● WHAT IS NEEDED
Word for word, restate every line of the listing that follows.

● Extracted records
Start
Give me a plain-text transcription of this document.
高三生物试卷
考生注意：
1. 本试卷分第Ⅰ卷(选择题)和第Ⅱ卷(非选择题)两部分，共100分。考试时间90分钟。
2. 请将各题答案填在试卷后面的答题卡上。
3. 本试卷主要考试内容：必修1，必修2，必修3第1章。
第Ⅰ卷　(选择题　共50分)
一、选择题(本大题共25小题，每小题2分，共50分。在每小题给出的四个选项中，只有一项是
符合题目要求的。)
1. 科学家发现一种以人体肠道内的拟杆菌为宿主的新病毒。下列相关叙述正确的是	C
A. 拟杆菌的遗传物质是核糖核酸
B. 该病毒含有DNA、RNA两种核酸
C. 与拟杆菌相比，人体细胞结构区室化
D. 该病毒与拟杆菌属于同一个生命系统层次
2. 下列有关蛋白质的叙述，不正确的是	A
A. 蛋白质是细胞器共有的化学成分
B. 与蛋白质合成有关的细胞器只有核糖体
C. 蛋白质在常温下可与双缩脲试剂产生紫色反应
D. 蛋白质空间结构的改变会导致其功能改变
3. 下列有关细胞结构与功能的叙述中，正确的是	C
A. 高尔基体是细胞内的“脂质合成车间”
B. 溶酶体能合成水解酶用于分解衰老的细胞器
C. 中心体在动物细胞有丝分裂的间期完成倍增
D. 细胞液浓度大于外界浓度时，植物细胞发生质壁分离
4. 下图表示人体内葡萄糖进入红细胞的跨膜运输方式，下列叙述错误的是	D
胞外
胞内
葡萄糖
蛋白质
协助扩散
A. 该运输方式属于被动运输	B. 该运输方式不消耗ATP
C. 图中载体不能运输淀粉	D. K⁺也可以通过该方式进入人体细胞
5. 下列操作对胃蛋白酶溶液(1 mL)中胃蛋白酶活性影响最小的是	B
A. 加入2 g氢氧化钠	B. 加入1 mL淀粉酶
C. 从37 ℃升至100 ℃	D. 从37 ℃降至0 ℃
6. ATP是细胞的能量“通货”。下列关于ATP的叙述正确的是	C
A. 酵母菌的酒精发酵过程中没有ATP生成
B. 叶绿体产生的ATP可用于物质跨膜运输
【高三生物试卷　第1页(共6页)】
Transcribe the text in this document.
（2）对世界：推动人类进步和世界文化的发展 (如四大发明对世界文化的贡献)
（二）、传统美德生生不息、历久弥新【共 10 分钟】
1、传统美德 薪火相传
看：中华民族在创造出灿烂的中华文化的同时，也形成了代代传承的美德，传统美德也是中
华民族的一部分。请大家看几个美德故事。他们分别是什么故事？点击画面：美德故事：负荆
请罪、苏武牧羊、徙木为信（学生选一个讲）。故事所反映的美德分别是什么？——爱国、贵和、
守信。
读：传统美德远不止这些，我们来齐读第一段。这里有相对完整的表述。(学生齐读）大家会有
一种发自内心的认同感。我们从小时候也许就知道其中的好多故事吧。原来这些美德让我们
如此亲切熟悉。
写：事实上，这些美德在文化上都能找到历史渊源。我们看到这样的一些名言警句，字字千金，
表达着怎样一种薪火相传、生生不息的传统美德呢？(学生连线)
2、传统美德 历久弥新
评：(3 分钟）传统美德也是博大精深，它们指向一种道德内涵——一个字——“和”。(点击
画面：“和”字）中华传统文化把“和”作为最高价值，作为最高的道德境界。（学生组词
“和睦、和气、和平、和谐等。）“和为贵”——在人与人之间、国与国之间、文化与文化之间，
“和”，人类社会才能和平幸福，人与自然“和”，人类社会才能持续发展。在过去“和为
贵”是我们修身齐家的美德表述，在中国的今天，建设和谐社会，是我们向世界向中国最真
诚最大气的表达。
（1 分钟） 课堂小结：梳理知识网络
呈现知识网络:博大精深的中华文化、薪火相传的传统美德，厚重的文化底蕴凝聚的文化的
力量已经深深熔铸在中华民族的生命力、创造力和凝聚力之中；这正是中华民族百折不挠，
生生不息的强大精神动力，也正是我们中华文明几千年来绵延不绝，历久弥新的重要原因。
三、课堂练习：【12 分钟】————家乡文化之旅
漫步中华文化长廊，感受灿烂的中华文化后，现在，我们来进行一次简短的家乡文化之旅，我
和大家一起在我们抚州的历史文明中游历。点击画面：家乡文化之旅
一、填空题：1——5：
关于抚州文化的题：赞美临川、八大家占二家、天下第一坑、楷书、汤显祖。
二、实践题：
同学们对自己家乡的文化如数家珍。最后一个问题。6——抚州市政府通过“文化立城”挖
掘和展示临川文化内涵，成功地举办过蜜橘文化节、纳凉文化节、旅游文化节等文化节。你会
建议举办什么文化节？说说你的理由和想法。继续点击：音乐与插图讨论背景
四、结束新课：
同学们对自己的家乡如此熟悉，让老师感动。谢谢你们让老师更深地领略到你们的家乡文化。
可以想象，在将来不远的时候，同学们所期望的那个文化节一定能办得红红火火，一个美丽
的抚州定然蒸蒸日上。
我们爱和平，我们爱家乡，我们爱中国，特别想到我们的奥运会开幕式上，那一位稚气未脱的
End
● REPLY TO THE EXERCISE
Give me a plain-text transcription of this document.
高三生物试卷
考生注意：
1. 本试卷分第Ⅰ卷(选择题)和第Ⅱ卷(非选择题)两部分，共100分。考试时间90分钟。
2. 请将各题答案填在试卷后面的答题卡上。
3. 本试卷主要考试内容：必修1，必修2，必修3第1章。
第Ⅰ卷　(选择题　共50分)
一、选择题(本大题共25小题，每小题2分，共50分。在每小题给出的四个选项中，只有一项是
符合题目要求的。)
1. 科学家发现一种以人体肠道内的拟杆菌为宿主的新病毒。下列相关叙述正确的是	C
A. 拟杆菌的遗传物质是核糖核酸
B. 该病毒含有DNA、RNA两种核酸
C. 与拟杆菌相比，人体细胞结构区室化
D. 该病毒与拟杆菌属于同一个生命系统层次
2. 下列有关蛋白质的叙述，不正确的是	A
A. 蛋白质是细胞器共有的化学成分
B. 与蛋白质合成有关的细胞器只有核糖体
C. 蛋白质在常温下可与双缩脲试剂产生紫色反应
D. 蛋白质空间结构的改变会导致其功能改变
3. 下列有关细胞结构与功能的叙述中，正确的是	C
A. 高尔基体是细胞内的“脂质合成车间”
B. 溶酶体能合成水解酶用于分解衰老的细胞器
C. 中心体在动物细胞有丝分裂的间期完成倍增
D. 细胞液浓度大于外界浓度时，植物细胞发生质壁分离
4. 下图表示人体内葡萄糖进入红细胞的跨膜运输方式，下列叙述错误的是	D
胞外
胞内
葡萄糖
蛋白质
协助扩散
A. 该运输方式属于被动运输	B. 该运输方式不消耗ATP
C. 图中载体不能运输淀粉	D. K⁺也可以通过该方式进入人体细胞
5. 下列操作对胃蛋白酶溶液(1 mL)中胃蛋白酶活性影响最小的是	B
A. 加入2 g氢氧化钠	B. 加入1 mL淀粉酶
C. 从37 ℃升至100 ℃	D. 从37 ℃降至0 ℃
6. ATP是细胞的能量“通货”。下列关于ATP的叙述正确的是	C
A. 酵母菌的酒精发酵过程中没有ATP生成
B. 叶绿体产生的ATP可用于物质跨膜运输
【高三生物试卷　第1页(共6页)】
Transcribe the text in this document.
（2）对世界：推动人类进步和世界文化的发展 (如四大发明对世界文化的贡献)
（二）、传统美德生生不息、历久弥新【共 10 分钟】
1、传统美德 薪火相传
看：中华民族在创造出灿烂的中华文化的同时，也形成了代代传承的美德，传统美德也是中
华民族的一部分。请大家看几个美德故事。他们分别是什么故事？点击画面：美德故事：负荆
请罪、苏武牧羊、徙木为信（学生选一个讲）。故事所反映的美德分别是什么？——爱国、贵和、
守信。
读：传统美德远不止这些，我们来齐读第一段。这里有相对完整的表述。(学生齐读）大家会有
一种发自内心的认同感。我们从小时候也许就知道其中的好多故事吧。原来这些美德让我们
如此亲切熟悉。
写：事实上，这些美德在文化上都能找到历史渊源。我们看到这样的一些名言警句，字字千金，
表达着怎样一种薪火相传、生生不息的传统美德呢？(学生连线)
2、传统美德 历久弥新
评：(3 分钟）传统美德也是博大精深，它们指向一种道德内涵——一个字——“和”。(点击
画面：“和”字）中华传统文化把“和”作为最高价值，作为最高的道德境界。（学生组词
“和睦、和气、和平、和谐等。）“和为贵”——在人与人之间、国与国之间、文化与文化之间，
“和”，人类社会才能和平幸福，人与自然“和”，人类社会才能持续发展。在过去“和为
贵”是我们修身齐家的美德表述，在中国的今天，建设和谐社会，是我们向世界向中国最真
诚最大气的表达。
（1 分钟） 课堂小结：梳理知识网络
呈现知识网络:博大精深的中华文化、薪火相传的传统美德，厚重的文化底蕴凝聚的文化的
力量已经深深熔铸在中华民族的生命力、创造力和凝聚力之中；这正是中华民族百折不挠，
生生不息的强大精神动力，也正是我们中华文明几千年来绵延不绝，历久弥新的重要原因。
三、课堂练习：【12 分钟】————家乡文化之旅
漫步中华文化长廊，感受灿烂的中华文化后，现在，我们来进行一次简短的家乡文化之旅，我
和大家一起在我们抚州的历史文明中游历。点击画面：家乡文化之旅
一、填空题：1——5：
关于抚州文化的题：赞美临川、八大家占二家、天下第一坑、楷书、汤显祖。
二、实践题：
同学们对自己家乡的文化如数家珍。最后一个问题。6——抚州市政府通过“文化立城”挖
掘和展示临川文化内涵，成功地举办过蜜橘文化节、纳凉文化节、旅游文化节等文化节。你会
建议举办什么文化节？说说你的理由和想法。继续点击：音乐与插图讨论背景
四、结束新课：
同学们对自己的家乡如此熟悉，让老师感动。谢谢你们让老师更深地领略到你们的家乡文化。
可以想象，在将来不远的时候，同学们所期望的那个文化节一定能办得红红火火，一个美丽
的抚州定然蒸蒸日上。
我们爱和平，我们爱家乡，我们爱中国，特别想到我们的奥运会开幕式上，那一位稚气未脱的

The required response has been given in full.